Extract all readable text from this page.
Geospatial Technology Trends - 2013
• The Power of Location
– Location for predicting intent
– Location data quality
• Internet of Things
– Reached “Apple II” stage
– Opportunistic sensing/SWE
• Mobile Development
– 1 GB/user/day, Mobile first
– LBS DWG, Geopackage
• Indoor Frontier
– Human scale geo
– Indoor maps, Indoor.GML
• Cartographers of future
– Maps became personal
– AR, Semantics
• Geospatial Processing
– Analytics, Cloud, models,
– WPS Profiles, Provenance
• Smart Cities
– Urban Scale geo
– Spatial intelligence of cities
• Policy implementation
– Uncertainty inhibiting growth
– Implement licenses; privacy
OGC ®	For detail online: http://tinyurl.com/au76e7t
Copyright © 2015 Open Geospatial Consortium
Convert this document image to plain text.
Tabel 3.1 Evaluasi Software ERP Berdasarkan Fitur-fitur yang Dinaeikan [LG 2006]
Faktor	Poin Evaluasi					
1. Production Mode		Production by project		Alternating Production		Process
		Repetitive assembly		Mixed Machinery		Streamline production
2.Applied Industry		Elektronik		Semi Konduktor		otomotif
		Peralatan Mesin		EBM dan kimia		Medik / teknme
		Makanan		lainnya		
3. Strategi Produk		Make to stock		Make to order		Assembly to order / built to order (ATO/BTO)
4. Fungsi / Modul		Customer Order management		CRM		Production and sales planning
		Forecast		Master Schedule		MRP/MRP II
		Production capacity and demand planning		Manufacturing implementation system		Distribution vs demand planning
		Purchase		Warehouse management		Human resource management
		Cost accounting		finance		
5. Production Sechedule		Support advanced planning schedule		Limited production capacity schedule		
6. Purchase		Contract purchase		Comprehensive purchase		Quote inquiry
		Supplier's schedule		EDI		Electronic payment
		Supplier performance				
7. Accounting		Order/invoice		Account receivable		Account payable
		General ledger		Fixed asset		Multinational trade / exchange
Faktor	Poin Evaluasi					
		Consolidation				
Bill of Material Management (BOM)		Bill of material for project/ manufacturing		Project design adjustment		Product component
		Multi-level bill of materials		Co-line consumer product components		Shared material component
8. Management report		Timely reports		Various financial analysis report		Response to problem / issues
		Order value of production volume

######

### Written exercise
Wherever the string "planning" appears in the entries above, list that line.

### Exercise solution
4. Fungsi / Modul		Customer Order management		CRM		Production and sales planning
		Production capacity and demand planning		Manufacturing implementation system		Distribution vs demand planning
5. Production Sechedule		Support advanced planning schedule		Limited production capacity schedule		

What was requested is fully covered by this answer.